### Task requirements
Rewrite this listing with every "opencart3" renamed to "opencart4", leaving everything else unchanged.

### Provided records

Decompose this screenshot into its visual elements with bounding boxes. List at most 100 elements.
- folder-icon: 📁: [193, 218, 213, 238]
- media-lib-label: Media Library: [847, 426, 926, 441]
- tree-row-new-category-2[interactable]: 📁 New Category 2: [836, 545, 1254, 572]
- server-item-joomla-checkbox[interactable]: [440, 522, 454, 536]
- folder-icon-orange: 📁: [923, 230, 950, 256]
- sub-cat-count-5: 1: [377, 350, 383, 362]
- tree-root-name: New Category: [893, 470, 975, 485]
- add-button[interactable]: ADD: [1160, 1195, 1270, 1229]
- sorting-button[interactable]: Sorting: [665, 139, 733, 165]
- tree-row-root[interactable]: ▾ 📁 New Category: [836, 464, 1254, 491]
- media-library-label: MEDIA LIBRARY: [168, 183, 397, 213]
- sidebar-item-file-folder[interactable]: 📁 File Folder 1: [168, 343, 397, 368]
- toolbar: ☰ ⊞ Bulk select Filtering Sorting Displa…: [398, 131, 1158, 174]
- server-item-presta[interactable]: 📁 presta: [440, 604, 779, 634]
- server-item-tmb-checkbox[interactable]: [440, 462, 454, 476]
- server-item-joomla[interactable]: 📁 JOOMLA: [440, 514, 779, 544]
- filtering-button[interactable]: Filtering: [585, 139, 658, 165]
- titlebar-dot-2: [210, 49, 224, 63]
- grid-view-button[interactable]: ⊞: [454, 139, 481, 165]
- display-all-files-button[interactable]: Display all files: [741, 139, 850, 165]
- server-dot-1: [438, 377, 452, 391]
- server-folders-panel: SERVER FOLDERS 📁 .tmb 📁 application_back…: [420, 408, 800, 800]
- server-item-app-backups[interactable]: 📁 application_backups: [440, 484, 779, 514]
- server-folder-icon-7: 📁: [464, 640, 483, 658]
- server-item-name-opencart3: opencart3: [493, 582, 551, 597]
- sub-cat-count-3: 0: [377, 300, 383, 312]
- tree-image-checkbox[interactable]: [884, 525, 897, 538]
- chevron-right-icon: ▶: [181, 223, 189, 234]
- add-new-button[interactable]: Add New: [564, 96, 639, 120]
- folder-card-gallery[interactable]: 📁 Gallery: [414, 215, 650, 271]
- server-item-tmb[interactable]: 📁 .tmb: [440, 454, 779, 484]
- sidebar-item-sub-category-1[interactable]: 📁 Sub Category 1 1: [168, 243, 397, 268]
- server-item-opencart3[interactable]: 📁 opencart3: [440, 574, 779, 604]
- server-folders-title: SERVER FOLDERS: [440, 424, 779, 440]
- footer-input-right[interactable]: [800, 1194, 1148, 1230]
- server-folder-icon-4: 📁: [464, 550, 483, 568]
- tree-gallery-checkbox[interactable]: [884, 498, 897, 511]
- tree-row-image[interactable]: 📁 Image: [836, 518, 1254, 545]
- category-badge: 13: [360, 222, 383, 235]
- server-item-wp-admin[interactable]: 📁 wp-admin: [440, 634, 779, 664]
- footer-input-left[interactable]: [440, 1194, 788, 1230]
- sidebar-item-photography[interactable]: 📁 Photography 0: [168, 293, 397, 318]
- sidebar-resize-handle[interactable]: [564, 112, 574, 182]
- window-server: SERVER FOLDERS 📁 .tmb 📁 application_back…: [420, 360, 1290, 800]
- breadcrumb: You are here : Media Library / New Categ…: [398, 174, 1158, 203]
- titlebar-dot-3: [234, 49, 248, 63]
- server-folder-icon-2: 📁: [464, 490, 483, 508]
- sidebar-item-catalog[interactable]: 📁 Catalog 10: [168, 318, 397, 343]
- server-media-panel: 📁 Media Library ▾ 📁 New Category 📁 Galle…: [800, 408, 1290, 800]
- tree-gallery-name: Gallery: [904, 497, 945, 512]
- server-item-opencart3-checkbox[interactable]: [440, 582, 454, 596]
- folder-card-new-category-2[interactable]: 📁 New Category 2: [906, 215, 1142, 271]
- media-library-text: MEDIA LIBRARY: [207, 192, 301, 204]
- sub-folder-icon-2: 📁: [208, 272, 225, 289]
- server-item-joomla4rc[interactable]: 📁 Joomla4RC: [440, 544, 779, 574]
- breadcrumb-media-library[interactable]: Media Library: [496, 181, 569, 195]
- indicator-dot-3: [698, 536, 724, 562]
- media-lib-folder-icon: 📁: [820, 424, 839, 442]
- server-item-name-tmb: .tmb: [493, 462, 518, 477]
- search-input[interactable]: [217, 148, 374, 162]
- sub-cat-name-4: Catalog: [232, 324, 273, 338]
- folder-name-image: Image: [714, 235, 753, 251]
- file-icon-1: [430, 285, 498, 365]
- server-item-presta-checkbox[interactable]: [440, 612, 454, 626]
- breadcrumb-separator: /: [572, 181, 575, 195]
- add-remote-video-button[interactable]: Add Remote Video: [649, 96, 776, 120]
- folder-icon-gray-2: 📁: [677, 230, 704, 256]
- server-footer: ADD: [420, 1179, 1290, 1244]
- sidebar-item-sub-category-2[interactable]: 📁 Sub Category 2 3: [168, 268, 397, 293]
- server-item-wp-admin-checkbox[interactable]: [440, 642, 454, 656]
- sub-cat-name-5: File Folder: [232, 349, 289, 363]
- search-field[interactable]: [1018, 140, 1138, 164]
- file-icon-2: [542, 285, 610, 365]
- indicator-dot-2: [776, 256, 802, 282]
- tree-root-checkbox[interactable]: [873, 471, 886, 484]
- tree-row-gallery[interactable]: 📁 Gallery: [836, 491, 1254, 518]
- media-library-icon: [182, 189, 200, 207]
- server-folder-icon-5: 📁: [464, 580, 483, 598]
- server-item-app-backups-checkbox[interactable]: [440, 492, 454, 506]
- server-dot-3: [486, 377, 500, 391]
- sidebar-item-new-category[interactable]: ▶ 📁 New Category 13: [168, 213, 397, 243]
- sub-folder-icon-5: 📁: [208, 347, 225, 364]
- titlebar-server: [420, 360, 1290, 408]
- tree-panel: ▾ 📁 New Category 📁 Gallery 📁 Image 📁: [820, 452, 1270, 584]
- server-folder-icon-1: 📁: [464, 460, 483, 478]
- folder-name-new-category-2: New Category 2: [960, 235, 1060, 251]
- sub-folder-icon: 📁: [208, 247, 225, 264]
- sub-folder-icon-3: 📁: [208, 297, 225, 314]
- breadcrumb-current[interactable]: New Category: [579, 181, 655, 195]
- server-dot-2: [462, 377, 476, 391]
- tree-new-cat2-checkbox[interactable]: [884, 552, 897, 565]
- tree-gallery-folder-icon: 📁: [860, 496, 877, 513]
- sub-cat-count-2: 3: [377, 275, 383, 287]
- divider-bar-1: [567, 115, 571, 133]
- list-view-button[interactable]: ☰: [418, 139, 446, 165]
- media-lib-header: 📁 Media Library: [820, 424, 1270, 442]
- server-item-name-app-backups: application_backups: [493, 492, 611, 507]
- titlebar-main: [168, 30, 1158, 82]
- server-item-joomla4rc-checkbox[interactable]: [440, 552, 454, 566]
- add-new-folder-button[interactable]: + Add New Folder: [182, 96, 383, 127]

### Solution to the exercise
Decompose this screenshot into its visual elements with bounding boxes. List at most 100 elements.
- folder-icon: 📁: [193, 218, 213, 238]
- media-lib-label: Media Library: [847, 426, 926, 441]
- tree-row-new-category-2[interactable]: 📁 New Category 2: [836, 545, 1254, 572]
- server-item-joomla-checkbox[interactable]: [440, 522, 454, 536]
- folder-icon-orange: 📁: [923, 230, 950, 256]
- sub-cat-count-5: 1: [377, 350, 383, 362]
- tree-root-name: New Category: [893, 470, 975, 485]
- add-button[interactable]: ADD: [1160, 1195, 1270, 1229]
- sorting-button[interactable]: Sorting: [665, 139, 733, 165]
- tree-row-root[interactable]: ▾ 📁 New Category: [836, 464, 1254, 491]
- media-library-label: MEDIA LIBRARY: [168, 183, 397, 213]
- sidebar-item-file-folder[interactable]: 📁 File Folder 1: [168, 343, 397, 368]
- toolbar: ☰ ⊞ Bulk select Filtering Sorting Displa…: [398, 131, 1158, 174]
- server-item-presta[interactable]: 📁 presta: [440, 604, 779, 634]
- server-item-tmb-checkbox[interactable]: [440, 462, 454, 476]
- server-item-joomla[interactable]: 📁 JOOMLA: [440, 514, 779, 544]
- filtering-button[interactable]: Filtering: [585, 139, 658, 165]
- titlebar-dot-2: [210, 49, 224, 63]
- grid-view-button[interactable]: ⊞: [454, 139, 481, 165]
- display-all-files-button[interactable]: Display all files: [741, 139, 850, 165]
- server-dot-1: [438, 377, 452, 391]
- server-folders-panel: SERVER FOLDERS 📁 .tmb 📁 application_back…: [420, 408, 800, 800]
- server-item-app-backups[interactable]: 📁 application_backups: [440, 484, 779, 514]
- server-folder-icon-7: 📁: [464, 640, 483, 658]
- server-item-name-opencart4: opencart4: [493, 582, 551, 597]
- sub-cat-count-3: 0: [377, 300, 383, 312]
- tree-image-checkbox[interactable]: [884, 525, 897, 538]
- chevron-right-icon: ▶: [181, 223, 189, 234]
- add-new-button[interactable]: Add New: [564, 96, 639, 120]
- folder-card-gallery[interactable]: 📁 Gallery: [414, 215, 650, 271]
- server-item-tmb[interactable]: 📁 .tmb: [440, 454, 779, 484]
- sidebar-item-sub-category-1[interactable]: 📁 Sub Category 1 1: [168, 243, 397, 268]
- server-item-opencart4[interactable]: 📁 opencart4: [440, 574, 779, 604]
- server-folders-title: SERVER FOLDERS: [440, 424, 779, 440]
- footer-input-right[interactable]: [800, 1194, 1148, 1230]
- server-folder-icon-4: 📁: [464, 550, 483, 568]
- tree-gallery-checkbox[interactable]: [884, 498, 897, 511]
- tree-row-image[interactable]: 📁 Image: [836, 518, 1254, 545]
- category-badge: 13: [360, 222, 383, 235]
- server-item-wp-admin[interactable]: 📁 wp-admin: [440, 634, 779, 664]
- footer-input-left[interactable]: [440, 1194, 788, 1230]
- sidebar-item-photography[interactable]: 📁 Photography 0: [168, 293, 397, 318]
- sidebar-resize-handle[interactable]: [564, 112, 574, 182]
- window-server: SERVER FOLDERS 📁 .tmb 📁 application_back…: [420, 360, 1290, 800]
- breadcrumb: You are here : Media Library / New Categ…: [398, 174, 1158, 203]
- titlebar-dot-3: [234, 49, 248, 63]
- server-folder-icon-2: 📁: [464, 490, 483, 508]
- sidebar-item-catalog[interactable]: 📁 Catalog 10: [168, 318, 397, 343]
- server-media-panel: 📁 Media Library ▾ 📁 New Category 📁 Galle…: [800, 408, 1290, 800]
- tree-gallery-name: Gallery: [904, 497, 945, 512]
- server-item-opencart4-checkbox[interactable]: [440, 582, 454, 596]
- folder-card-new-category-2[interactable]: 📁 New Category 2: [906, 215, 1142, 271]
- media-library-text: MEDIA LIBRARY: [207, 192, 301, 204]
- sub-folder-icon-2: 📁: [208, 272, 225, 289]
- server-item-joomla4rc[interactable]: 📁 Joomla4RC: [440, 544, 779, 574]
- breadcrumb-media-library[interactable]: Media Library: [496, 181, 569, 195]
- indicator-dot-3: [698, 536, 724, 562]
- media-lib-folder-icon: 📁: [820, 424, 839, 442]
- server-item-name-tmb: .tmb: [493, 462, 518, 477]
- search-input[interactable]: [217, 148, 374, 162]
- sub-cat-name-4: Catalog: [232, 324, 273, 338]
- folder-name-image: Image: [714, 235, 753, 251]
- file-icon-1: [430, 285, 498, 365]
- server-item-presta-checkbox[interactable]: [440, 612, 454, 626]
- breadcrumb-separator: /: [572, 181, 575, 195]
- add-remote-video-button[interactable]: Add Remote Video: [649, 96, 776, 120]
- folder-icon-gray-2: 📁: [677, 230, 704, 256]
- server-footer: ADD: [420, 1179, 1290, 1244]
- sidebar-item-sub-category-2[interactable]: 📁 Sub Category 2 3: [168, 268, 397, 293]
- server-item-wp-admin-checkbox[interactable]: [440, 642, 454, 656]
- sub-cat-name-5: File Folder: [232, 349, 289, 363]
- search-field[interactable]: [1018, 140, 1138, 164]
- file-icon-2: [542, 285, 610, 365]
- indicator-dot-2: [776, 256, 802, 282]
- tree-root-checkbox[interactable]: [873, 471, 886, 484]
- tree-row-gallery[interactable]: 📁 Gallery: [836, 491, 1254, 518]
- media-library-icon: [182, 189, 200, 207]
- server-folder-icon-5: 📁: [464, 580, 483, 598]
- server-item-app-backups-checkbox[interactable]: [440, 492, 454, 506]
- server-dot-3: [486, 377, 500, 391]
- sidebar-item-new-category[interactable]: ▶ 📁 New Category 13: [168, 213, 397, 243]
- sub-folder-icon-5: 📁: [208, 347, 225, 364]
- titlebar-server: [420, 360, 1290, 408]
- tree-panel: ▾ 📁 New Category 📁 Gallery 📁 Image 📁: [820, 452, 1270, 584]
- server-folder-icon-1: 📁: [464, 460, 483, 478]
- folder-name-new-category-2: New Category 2: [960, 235, 1060, 251]
- sub-folder-icon: 📁: [208, 247, 225, 264]
- sub-folder-icon-3: 📁: [208, 297, 225, 314]
- breadcrumb-current[interactable]: New Category: [579, 181, 655, 195]
- server-dot-2: [462, 377, 476, 391]
- tree-new-cat2-checkbox[interactable]: [884, 552, 897, 565]
- tree-gallery-folder-icon: 📁: [860, 496, 877, 513]
- sub-cat-count-2: 3: [377, 275, 383, 287]
- divider-bar-1: [567, 115, 571, 133]
- list-view-button[interactable]: ☰: [418, 139, 446, 165]
- media-lib-header: 📁 Media Library: [820, 424, 1270, 442]
- server-item-name-app-backups: application_backups: [493, 492, 611, 507]
- titlebar-main: [168, 30, 1158, 82]
- server-item-joomla4rc-checkbox[interactable]: [440, 552, 454, 566]
- add-new-folder-button[interactable]: + Add New Folder: [182, 96, 383, 127]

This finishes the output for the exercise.